[Problem] Exactly repeat the material, dropping only the pictures.

[Input records]
* Start *
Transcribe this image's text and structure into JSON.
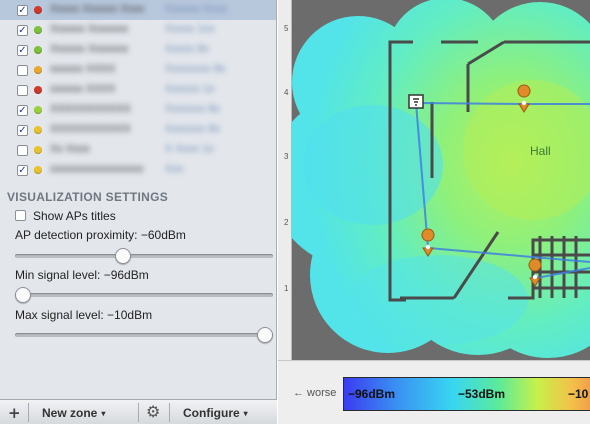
{
  "ap_list": [
    {
      "checked": true,
      "status_color": "#d13a2a",
      "name": "Xxxxx Xxxxxx Xxxx",
      "meta": "Xxxxxx Xxxx",
      "selected": true
    },
    {
      "checked": true,
      "status_color": "#7cc23a",
      "name": "Xxxxxx Xxxxxxx",
      "meta": "Xxxxx 1xx",
      "selected": false
    },
    {
      "checked": true,
      "status_color": "#7cc23a",
      "name": "Xxxxxx Xxxxxxx",
      "meta": "Xxxxx 8x",
      "selected": false
    },
    {
      "checked": false,
      "status_color": "#e9a92b",
      "name": "xxxxxx XXXX",
      "meta": "Xxxxxxxx 8x",
      "selected": false
    },
    {
      "checked": false,
      "status_color": "#d13a2a",
      "name": "xxxxxx XXXX",
      "meta": "Xxxxxx 1x",
      "selected": false
    },
    {
      "checked": true,
      "status_color": "#9bd23a",
      "name": "XXXXXXXXXXX",
      "meta": "Xxxxxxx 8x",
      "selected": false
    },
    {
      "checked": true,
      "status_color": "#e9c32b",
      "name": "XXXXXXXXXXX",
      "meta": "Xxxxxxx 8x",
      "selected": false
    },
    {
      "checked": false,
      "status_color": "#e9c32b",
      "name": "Xx Xxxx",
      "meta": "X Xxxx 1x",
      "selected": false
    },
    {
      "checked": true,
      "status_color": "#e9c32b",
      "name": "xxxxxxxxxxxxxxxxx",
      "meta": "Xxx",
      "selected": false
    }
  ],
  "visualization": {
    "title": "VISUALIZATION SETTINGS",
    "show_ap_titles": {
      "label": "Show APs titles",
      "checked": false
    },
    "ap_detection": {
      "label": "AP detection proximity: −60dBm",
      "level": 0.42
    },
    "min_signal": {
      "label": "Min signal level: −96dBm",
      "level": 0.03
    },
    "max_signal": {
      "label": "Max signal level: −10dBm",
      "level": 0.97
    }
  },
  "toolbar": {
    "add_icon": "+",
    "new_zone_label": "New zone",
    "gear_icon": "⚙",
    "configure_label": "Configure",
    "caret": "▾"
  },
  "map": {
    "room_label": "Hall",
    "ruler_marks": [
      "5",
      "4",
      "3",
      "2",
      "1"
    ]
  },
  "legend": {
    "worse_label": "← worse",
    "min_label": "−96dBm",
    "mid_label": "−53dBm",
    "max_label": "−10"
  }
}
* End *
[Finished task]
Transcribe this image's text and structure into JSON.
{
  "ap_list": [
    {
      "checked": true,
      "status_color": "#d13a2a",
      "name": "Xxxxx Xxxxxx Xxxx",
      "meta": "Xxxxxx Xxxx",
      "selected": true
    },
    {
      "checked": true,
      "status_color": "#7cc23a",
      "name": "Xxxxxx Xxxxxxx",
      "meta": "Xxxxx 1xx",
      "selected": false
    },
    {
      "checked": true,
      "status_color": "#7cc23a",
      "name": "Xxxxxx Xxxxxxx",
      "meta": "Xxxxx 8x",
      "selected": false
    },
    {
      "checked": false,
      "status_color": "#e9a92b",
      "name": "xxxxxx XXXX",
      "meta": "Xxxxxxxx 8x",
      "selected": false
    },
    {
      "checked": false,
      "status_color": "#d13a2a",
      "name": "xxxxxx XXXX",
      "meta": "Xxxxxx 1x",
      "selected": false
    },
    {
      "checked": true,
      "status_color": "#9bd23a",
      "name": "XXXXXXXXXXX",
      "meta": "Xxxxxxx 8x",
      "selected": false
    },
    {
      "checked": true,
      "status_color": "#e9c32b",
      "name": "XXXXXXXXXXX",
      "meta": "Xxxxxxx 8x",
      "selected": false
    },
    {
      "checked": false,
      "status_color": "#e9c32b",
      "name": "Xx Xxxx",
      "meta": "X Xxxx 1x",
      "selected": false
    },
    {
      "checked": true,
      "status_color": "#e9c32b",
      "name": "xxxxxxxxxxxxxxxxx",
      "meta": "Xxx",
      "selected": false
    }
  ],
  "visualization": {
    "title": "VISUALIZATION SETTINGS",
    "show_ap_titles": {
      "label": "Show APs titles",
      "checked": false
    },
    "ap_detection": {
      "label": "AP detection proximity: −60dBm",
      "level": 0.42
    },
    "min_signal": {
      "label": "Min signal level: −96dBm",
      "level": 0.03
    },
    "max_signal": {
      "label": "Max signal level: −10dBm",
      "level": 0.97
    }
  },
  "toolbar": {
    "add_icon": "+",
    "new_zone_label": "New zone",
    "gear_icon": "⚙",
    "configure_label": "Configure",
    "caret": "▾"
  },
  "map": {
    "room_label": "Hall",
    "ruler_marks": [
      "5",
      "4",
      "3",
      "2",
      "1"
    ]
  },
  "legend": {
    "worse_label": "← worse",
    "min_label": "−96dBm",
    "mid_label": "−53dBm",
    "max_label": "−10"
  }
}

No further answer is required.